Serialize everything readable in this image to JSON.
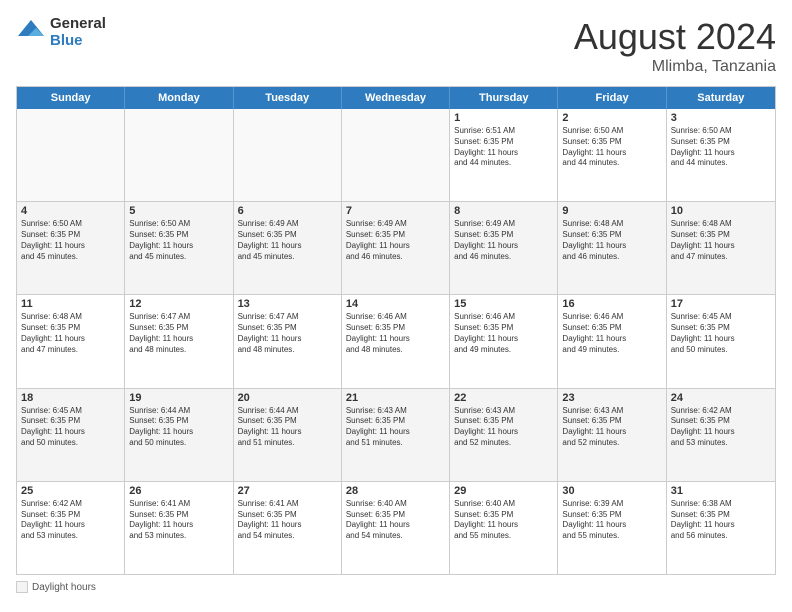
{
  "logo": {
    "general": "General",
    "blue": "Blue"
  },
  "title": "August 2024",
  "location": "Mlimba, Tanzania",
  "days_of_week": [
    "Sunday",
    "Monday",
    "Tuesday",
    "Wednesday",
    "Thursday",
    "Friday",
    "Saturday"
  ],
  "legend_label": "Daylight hours",
  "weeks": [
    [
      {
        "day": "",
        "info": "",
        "empty": true
      },
      {
        "day": "",
        "info": "",
        "empty": true
      },
      {
        "day": "",
        "info": "",
        "empty": true
      },
      {
        "day": "",
        "info": "",
        "empty": true
      },
      {
        "day": "1",
        "info": "Sunrise: 6:51 AM\nSunset: 6:35 PM\nDaylight: 11 hours\nand 44 minutes."
      },
      {
        "day": "2",
        "info": "Sunrise: 6:50 AM\nSunset: 6:35 PM\nDaylight: 11 hours\nand 44 minutes."
      },
      {
        "day": "3",
        "info": "Sunrise: 6:50 AM\nSunset: 6:35 PM\nDaylight: 11 hours\nand 44 minutes."
      }
    ],
    [
      {
        "day": "4",
        "info": "Sunrise: 6:50 AM\nSunset: 6:35 PM\nDaylight: 11 hours\nand 45 minutes."
      },
      {
        "day": "5",
        "info": "Sunrise: 6:50 AM\nSunset: 6:35 PM\nDaylight: 11 hours\nand 45 minutes."
      },
      {
        "day": "6",
        "info": "Sunrise: 6:49 AM\nSunset: 6:35 PM\nDaylight: 11 hours\nand 45 minutes."
      },
      {
        "day": "7",
        "info": "Sunrise: 6:49 AM\nSunset: 6:35 PM\nDaylight: 11 hours\nand 46 minutes."
      },
      {
        "day": "8",
        "info": "Sunrise: 6:49 AM\nSunset: 6:35 PM\nDaylight: 11 hours\nand 46 minutes."
      },
      {
        "day": "9",
        "info": "Sunrise: 6:48 AM\nSunset: 6:35 PM\nDaylight: 11 hours\nand 46 minutes."
      },
      {
        "day": "10",
        "info": "Sunrise: 6:48 AM\nSunset: 6:35 PM\nDaylight: 11 hours\nand 47 minutes."
      }
    ],
    [
      {
        "day": "11",
        "info": "Sunrise: 6:48 AM\nSunset: 6:35 PM\nDaylight: 11 hours\nand 47 minutes."
      },
      {
        "day": "12",
        "info": "Sunrise: 6:47 AM\nSunset: 6:35 PM\nDaylight: 11 hours\nand 48 minutes."
      },
      {
        "day": "13",
        "info": "Sunrise: 6:47 AM\nSunset: 6:35 PM\nDaylight: 11 hours\nand 48 minutes."
      },
      {
        "day": "14",
        "info": "Sunrise: 6:46 AM\nSunset: 6:35 PM\nDaylight: 11 hours\nand 48 minutes."
      },
      {
        "day": "15",
        "info": "Sunrise: 6:46 AM\nSunset: 6:35 PM\nDaylight: 11 hours\nand 49 minutes."
      },
      {
        "day": "16",
        "info": "Sunrise: 6:46 AM\nSunset: 6:35 PM\nDaylight: 11 hours\nand 49 minutes."
      },
      {
        "day": "17",
        "info": "Sunrise: 6:45 AM\nSunset: 6:35 PM\nDaylight: 11 hours\nand 50 minutes."
      }
    ],
    [
      {
        "day": "18",
        "info": "Sunrise: 6:45 AM\nSunset: 6:35 PM\nDaylight: 11 hours\nand 50 minutes."
      },
      {
        "day": "19",
        "info": "Sunrise: 6:44 AM\nSunset: 6:35 PM\nDaylight: 11 hours\nand 50 minutes."
      },
      {
        "day": "20",
        "info": "Sunrise: 6:44 AM\nSunset: 6:35 PM\nDaylight: 11 hours\nand 51 minutes."
      },
      {
        "day": "21",
        "info": "Sunrise: 6:43 AM\nSunset: 6:35 PM\nDaylight: 11 hours\nand 51 minutes."
      },
      {
        "day": "22",
        "info": "Sunrise: 6:43 AM\nSunset: 6:35 PM\nDaylight: 11 hours\nand 52 minutes."
      },
      {
        "day": "23",
        "info": "Sunrise: 6:43 AM\nSunset: 6:35 PM\nDaylight: 11 hours\nand 52 minutes."
      },
      {
        "day": "24",
        "info": "Sunrise: 6:42 AM\nSunset: 6:35 PM\nDaylight: 11 hours\nand 53 minutes."
      }
    ],
    [
      {
        "day": "25",
        "info": "Sunrise: 6:42 AM\nSunset: 6:35 PM\nDaylight: 11 hours\nand 53 minutes."
      },
      {
        "day": "26",
        "info": "Sunrise: 6:41 AM\nSunset: 6:35 PM\nDaylight: 11 hours\nand 53 minutes."
      },
      {
        "day": "27",
        "info": "Sunrise: 6:41 AM\nSunset: 6:35 PM\nDaylight: 11 hours\nand 54 minutes."
      },
      {
        "day": "28",
        "info": "Sunrise: 6:40 AM\nSunset: 6:35 PM\nDaylight: 11 hours\nand 54 minutes."
      },
      {
        "day": "29",
        "info": "Sunrise: 6:40 AM\nSunset: 6:35 PM\nDaylight: 11 hours\nand 55 minutes."
      },
      {
        "day": "30",
        "info": "Sunrise: 6:39 AM\nSunset: 6:35 PM\nDaylight: 11 hours\nand 55 minutes."
      },
      {
        "day": "31",
        "info": "Sunrise: 6:38 AM\nSunset: 6:35 PM\nDaylight: 11 hours\nand 56 minutes."
      }
    ]
  ]
}
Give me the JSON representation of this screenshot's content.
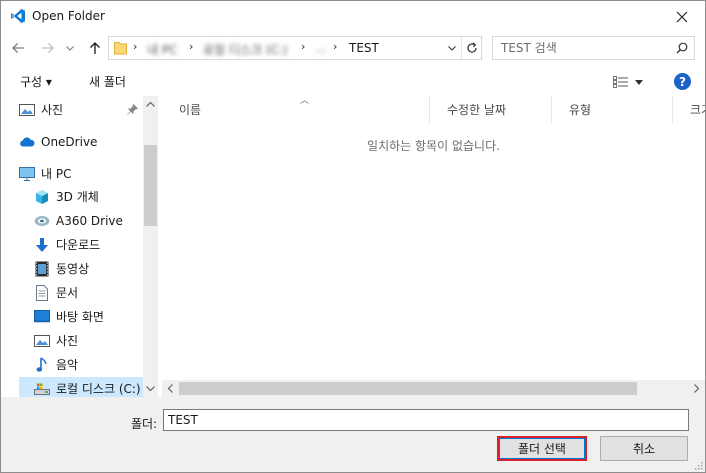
{
  "window": {
    "title": "Open Folder",
    "app_icon": "vscode-icon",
    "close_icon": "close-icon"
  },
  "nav": {
    "back_icon": "back-arrow-icon",
    "forward_icon": "forward-arrow-icon",
    "recent_icon": "chevron-down-icon",
    "up_icon": "up-arrow-icon",
    "breadcrumbs": [
      {
        "label": "내 PC",
        "blurred": true
      },
      {
        "label": "로컬 디스크 (C:)",
        "blurred": true
      },
      {
        "label": "...",
        "blurred": true
      },
      {
        "label": "TEST",
        "blurred": false
      }
    ],
    "refresh_icon": "refresh-icon"
  },
  "search": {
    "placeholder": "TEST 검색",
    "icon": "search-icon"
  },
  "toolbar": {
    "organize_label": "구성 ▾",
    "new_folder_label": "새 폴더",
    "view_icon": "view-options-icon",
    "help_label": "?"
  },
  "sidebar": {
    "items": [
      {
        "label": "사진",
        "icon": "pictures-icon",
        "pinned": true
      },
      {
        "label": "OneDrive",
        "icon": "cloud-icon"
      },
      {
        "label": "내 PC",
        "icon": "computer-icon"
      },
      {
        "label": "3D 개체",
        "icon": "3d-objects-icon"
      },
      {
        "label": "A360 Drive",
        "icon": "a360-drive-icon"
      },
      {
        "label": "다운로드",
        "icon": "download-icon"
      },
      {
        "label": "동영상",
        "icon": "video-icon"
      },
      {
        "label": "문서",
        "icon": "document-icon"
      },
      {
        "label": "바탕 화면",
        "icon": "desktop-icon"
      },
      {
        "label": "사진",
        "icon": "pictures-icon"
      },
      {
        "label": "음악",
        "icon": "music-icon"
      },
      {
        "label": "로컬 디스크 (C:)",
        "icon": "drive-icon",
        "selected": true
      }
    ]
  },
  "filelist": {
    "columns": [
      "이름",
      "수정한 날짜",
      "유형",
      "크기"
    ],
    "empty_message": "일치하는 항목이 없습니다."
  },
  "footer": {
    "folder_label": "폴더:",
    "folder_value": "TEST",
    "select_button": "폴더 선택",
    "cancel_button": "취소"
  },
  "colors": {
    "accent": "#0078d7",
    "highlight_border": "#d6222a",
    "selection": "#cce8ff"
  }
}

---------------

**TASK OBJECTIVE**
Each line in the entries above that includes the string "pictures" should be extracted.

**EXERCISE OUTPUT**
        "icon": "pictures-icon",
        "icon": "pictures-icon"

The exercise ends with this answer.